▶ **TASK OBJECTIVE**
Transcribe the lines below verbatim, from the first line through the line containing "- data-label: 4.53: [77, 266, 113, 290]", including both of those lines.

* * * * * * *

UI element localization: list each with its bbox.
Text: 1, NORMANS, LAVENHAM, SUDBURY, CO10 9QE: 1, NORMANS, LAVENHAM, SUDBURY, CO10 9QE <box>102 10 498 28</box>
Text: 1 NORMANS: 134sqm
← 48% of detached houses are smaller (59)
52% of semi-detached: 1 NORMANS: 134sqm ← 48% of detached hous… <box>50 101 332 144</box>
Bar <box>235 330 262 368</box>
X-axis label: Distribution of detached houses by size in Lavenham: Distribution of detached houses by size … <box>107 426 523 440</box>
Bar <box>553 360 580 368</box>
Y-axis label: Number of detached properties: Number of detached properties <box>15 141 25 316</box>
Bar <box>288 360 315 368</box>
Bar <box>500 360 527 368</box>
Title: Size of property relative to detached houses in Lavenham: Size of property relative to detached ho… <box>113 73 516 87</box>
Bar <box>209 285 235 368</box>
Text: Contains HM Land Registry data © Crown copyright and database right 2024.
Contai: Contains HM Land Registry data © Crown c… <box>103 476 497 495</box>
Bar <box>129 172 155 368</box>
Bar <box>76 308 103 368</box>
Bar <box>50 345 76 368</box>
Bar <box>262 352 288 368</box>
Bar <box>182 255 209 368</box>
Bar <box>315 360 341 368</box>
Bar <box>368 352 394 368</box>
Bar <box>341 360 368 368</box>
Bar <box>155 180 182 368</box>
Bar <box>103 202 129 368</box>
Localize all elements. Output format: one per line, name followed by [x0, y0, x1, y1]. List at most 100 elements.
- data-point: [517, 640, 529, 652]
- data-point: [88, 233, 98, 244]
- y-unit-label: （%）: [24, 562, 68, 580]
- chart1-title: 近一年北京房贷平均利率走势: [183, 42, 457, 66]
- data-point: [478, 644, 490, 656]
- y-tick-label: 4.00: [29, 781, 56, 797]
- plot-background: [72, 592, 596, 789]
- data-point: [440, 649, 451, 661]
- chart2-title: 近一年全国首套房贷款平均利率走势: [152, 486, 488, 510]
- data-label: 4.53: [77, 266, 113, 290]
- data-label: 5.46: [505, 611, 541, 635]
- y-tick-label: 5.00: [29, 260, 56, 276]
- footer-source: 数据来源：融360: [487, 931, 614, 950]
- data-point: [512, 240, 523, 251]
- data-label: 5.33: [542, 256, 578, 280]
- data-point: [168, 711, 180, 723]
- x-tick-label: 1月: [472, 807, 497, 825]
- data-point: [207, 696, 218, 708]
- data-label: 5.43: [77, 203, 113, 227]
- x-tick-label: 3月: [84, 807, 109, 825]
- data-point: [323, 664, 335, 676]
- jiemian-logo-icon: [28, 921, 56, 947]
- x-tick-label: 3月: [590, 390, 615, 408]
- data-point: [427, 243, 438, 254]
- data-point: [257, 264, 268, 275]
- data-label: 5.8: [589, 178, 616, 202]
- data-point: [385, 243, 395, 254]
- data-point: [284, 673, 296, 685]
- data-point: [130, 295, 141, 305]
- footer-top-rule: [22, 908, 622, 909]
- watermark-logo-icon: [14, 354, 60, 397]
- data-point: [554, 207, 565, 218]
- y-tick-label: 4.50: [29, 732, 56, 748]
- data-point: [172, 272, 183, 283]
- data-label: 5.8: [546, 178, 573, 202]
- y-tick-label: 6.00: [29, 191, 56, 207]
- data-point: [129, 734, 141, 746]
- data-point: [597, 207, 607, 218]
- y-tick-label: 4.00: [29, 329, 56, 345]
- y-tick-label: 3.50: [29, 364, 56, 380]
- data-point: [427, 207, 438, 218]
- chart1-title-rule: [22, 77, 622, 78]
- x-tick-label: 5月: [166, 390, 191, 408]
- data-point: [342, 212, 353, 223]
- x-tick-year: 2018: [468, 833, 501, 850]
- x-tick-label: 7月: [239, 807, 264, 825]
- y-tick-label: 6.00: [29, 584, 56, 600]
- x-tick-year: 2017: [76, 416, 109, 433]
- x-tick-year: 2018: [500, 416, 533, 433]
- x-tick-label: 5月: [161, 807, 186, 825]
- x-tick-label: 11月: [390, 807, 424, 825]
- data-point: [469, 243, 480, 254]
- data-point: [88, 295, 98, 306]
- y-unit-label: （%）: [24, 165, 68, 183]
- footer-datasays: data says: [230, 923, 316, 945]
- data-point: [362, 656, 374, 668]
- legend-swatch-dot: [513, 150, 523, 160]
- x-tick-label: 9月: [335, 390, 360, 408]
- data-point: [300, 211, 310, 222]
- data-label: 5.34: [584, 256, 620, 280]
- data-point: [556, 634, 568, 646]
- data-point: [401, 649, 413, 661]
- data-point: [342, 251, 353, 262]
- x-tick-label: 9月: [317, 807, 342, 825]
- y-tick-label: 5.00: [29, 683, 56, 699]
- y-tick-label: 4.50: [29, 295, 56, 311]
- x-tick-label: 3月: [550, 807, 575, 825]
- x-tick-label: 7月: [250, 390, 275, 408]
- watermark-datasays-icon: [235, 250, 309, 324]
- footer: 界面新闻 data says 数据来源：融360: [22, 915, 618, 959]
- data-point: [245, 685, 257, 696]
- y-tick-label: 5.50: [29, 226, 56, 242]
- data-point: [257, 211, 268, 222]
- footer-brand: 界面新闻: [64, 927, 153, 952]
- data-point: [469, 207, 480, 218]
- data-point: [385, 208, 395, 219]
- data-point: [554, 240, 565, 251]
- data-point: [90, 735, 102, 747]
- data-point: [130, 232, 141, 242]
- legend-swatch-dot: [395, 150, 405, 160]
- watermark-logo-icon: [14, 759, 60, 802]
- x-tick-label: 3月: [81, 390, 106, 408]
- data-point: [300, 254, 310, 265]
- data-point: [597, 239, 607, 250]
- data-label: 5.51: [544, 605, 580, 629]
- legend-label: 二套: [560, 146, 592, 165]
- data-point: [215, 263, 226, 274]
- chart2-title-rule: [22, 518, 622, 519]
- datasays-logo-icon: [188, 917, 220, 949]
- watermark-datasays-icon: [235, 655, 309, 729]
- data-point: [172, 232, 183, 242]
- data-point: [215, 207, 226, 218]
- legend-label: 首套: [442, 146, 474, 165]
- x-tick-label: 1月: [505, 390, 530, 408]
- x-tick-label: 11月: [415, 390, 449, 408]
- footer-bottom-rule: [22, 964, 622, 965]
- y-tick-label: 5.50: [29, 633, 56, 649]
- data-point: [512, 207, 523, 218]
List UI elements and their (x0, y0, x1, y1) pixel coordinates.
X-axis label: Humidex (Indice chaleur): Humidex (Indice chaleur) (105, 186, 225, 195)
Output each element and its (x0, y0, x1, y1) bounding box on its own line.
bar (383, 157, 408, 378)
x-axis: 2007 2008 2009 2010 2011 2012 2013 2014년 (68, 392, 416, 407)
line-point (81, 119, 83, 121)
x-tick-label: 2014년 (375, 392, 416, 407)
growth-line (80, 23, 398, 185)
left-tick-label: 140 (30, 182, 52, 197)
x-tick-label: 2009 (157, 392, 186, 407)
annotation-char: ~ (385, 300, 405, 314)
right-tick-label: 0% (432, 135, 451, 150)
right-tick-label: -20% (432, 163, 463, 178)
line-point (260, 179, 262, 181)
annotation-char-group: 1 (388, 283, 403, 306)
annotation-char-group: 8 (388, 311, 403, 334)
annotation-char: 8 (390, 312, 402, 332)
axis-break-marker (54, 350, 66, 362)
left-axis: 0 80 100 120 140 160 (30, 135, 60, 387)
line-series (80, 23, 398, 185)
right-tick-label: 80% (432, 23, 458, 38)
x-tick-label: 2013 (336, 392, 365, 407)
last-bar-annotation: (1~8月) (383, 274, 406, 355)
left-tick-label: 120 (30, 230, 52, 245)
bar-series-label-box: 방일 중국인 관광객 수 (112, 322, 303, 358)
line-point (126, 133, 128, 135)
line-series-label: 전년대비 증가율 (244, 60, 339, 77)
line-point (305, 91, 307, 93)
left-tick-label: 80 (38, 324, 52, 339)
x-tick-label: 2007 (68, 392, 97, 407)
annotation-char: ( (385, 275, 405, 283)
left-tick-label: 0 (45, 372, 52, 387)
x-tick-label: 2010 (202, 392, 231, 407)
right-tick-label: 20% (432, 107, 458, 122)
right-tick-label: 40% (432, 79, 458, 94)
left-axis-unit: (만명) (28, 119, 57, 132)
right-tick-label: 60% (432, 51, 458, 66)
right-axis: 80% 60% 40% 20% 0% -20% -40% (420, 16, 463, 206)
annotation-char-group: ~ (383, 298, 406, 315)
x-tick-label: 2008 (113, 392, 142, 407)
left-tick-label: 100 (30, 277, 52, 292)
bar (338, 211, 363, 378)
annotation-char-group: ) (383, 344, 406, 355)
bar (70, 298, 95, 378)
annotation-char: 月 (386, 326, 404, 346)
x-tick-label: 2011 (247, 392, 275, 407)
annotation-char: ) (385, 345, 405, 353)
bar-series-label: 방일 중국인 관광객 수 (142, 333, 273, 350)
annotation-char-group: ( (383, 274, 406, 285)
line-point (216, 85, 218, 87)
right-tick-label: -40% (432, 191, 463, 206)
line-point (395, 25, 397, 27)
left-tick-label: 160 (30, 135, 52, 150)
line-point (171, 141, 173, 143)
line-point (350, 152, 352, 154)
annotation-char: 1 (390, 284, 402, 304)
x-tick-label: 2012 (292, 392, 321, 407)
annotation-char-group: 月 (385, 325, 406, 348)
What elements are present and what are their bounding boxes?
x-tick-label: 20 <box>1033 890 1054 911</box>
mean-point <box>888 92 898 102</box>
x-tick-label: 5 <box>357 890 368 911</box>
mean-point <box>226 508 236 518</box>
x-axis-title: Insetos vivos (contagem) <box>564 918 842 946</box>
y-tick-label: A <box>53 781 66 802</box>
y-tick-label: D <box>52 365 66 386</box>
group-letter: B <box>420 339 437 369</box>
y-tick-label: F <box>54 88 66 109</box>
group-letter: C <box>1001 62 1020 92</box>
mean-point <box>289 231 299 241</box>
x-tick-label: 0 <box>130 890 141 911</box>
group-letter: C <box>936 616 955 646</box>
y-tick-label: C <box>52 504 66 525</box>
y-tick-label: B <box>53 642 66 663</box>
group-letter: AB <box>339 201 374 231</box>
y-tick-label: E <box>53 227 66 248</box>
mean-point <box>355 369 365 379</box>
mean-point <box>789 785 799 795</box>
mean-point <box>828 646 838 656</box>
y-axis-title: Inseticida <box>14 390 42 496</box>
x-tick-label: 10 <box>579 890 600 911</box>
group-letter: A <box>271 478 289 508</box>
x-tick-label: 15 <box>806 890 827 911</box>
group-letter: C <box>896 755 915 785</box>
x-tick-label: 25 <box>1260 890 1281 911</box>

* * * * * * *

▶ **EXERCISE SOLUTION**
UI element localization: list each with its bbox.
Text: 1, NORMANS, LAVENHAM, SUDBURY, CO10 9QE: 1, NORMANS, LAVENHAM, SUDBURY, CO10 9QE <box>102 10 498 28</box>
Text: 1 NORMANS: 134sqm
← 48% of detached houses are smaller (59)
52% of semi-detached: 1 NORMANS: 134sqm ← 48% of detached hous… <box>50 101 332 144</box>
Bar <box>235 330 262 368</box>
X-axis label: Distribution of detached houses by size in Lavenham: Distribution of detached houses by size … <box>107 426 523 440</box>
Bar <box>553 360 580 368</box>
Y-axis label: Number of detached properties: Number of detached properties <box>15 141 25 316</box>
Bar <box>288 360 315 368</box>
Bar <box>500 360 527 368</box>
Title: Size of property relative to detached houses in Lavenham: Size of property relative to detached ho… <box>113 73 516 87</box>
Bar <box>209 285 235 368</box>
Text: Contains HM Land Registry data © Crown copyright and database right 2024.
Contai: Contains HM Land Registry data © Crown c… <box>103 476 497 495</box>
Bar <box>129 172 155 368</box>
Bar <box>76 308 103 368</box>
Bar <box>50 345 76 368</box>
Bar <box>262 352 288 368</box>
Bar <box>182 255 209 368</box>
Bar <box>315 360 341 368</box>
Bar <box>368 352 394 368</box>
Bar <box>341 360 368 368</box>
Bar <box>155 180 182 368</box>
Bar <box>103 202 129 368</box>
Localize all elements. Output format: one per line, name followed by [x0, y0, x1, y1]. List at most 100 elements.
- data-point: [517, 640, 529, 652]
- data-point: [88, 233, 98, 244]
- y-unit-label: （%）: [24, 562, 68, 580]
- chart1-title: 近一年北京房贷平均利率走势: [183, 42, 457, 66]
- data-point: [478, 644, 490, 656]
- y-tick-label: 4.00: [29, 781, 56, 797]
- plot-background: [72, 592, 596, 789]
- data-point: [440, 649, 451, 661]
- chart2-title: 近一年全国首套房贷款平均利率走势: [152, 486, 488, 510]
- data-label: 4.53: [77, 266, 113, 290]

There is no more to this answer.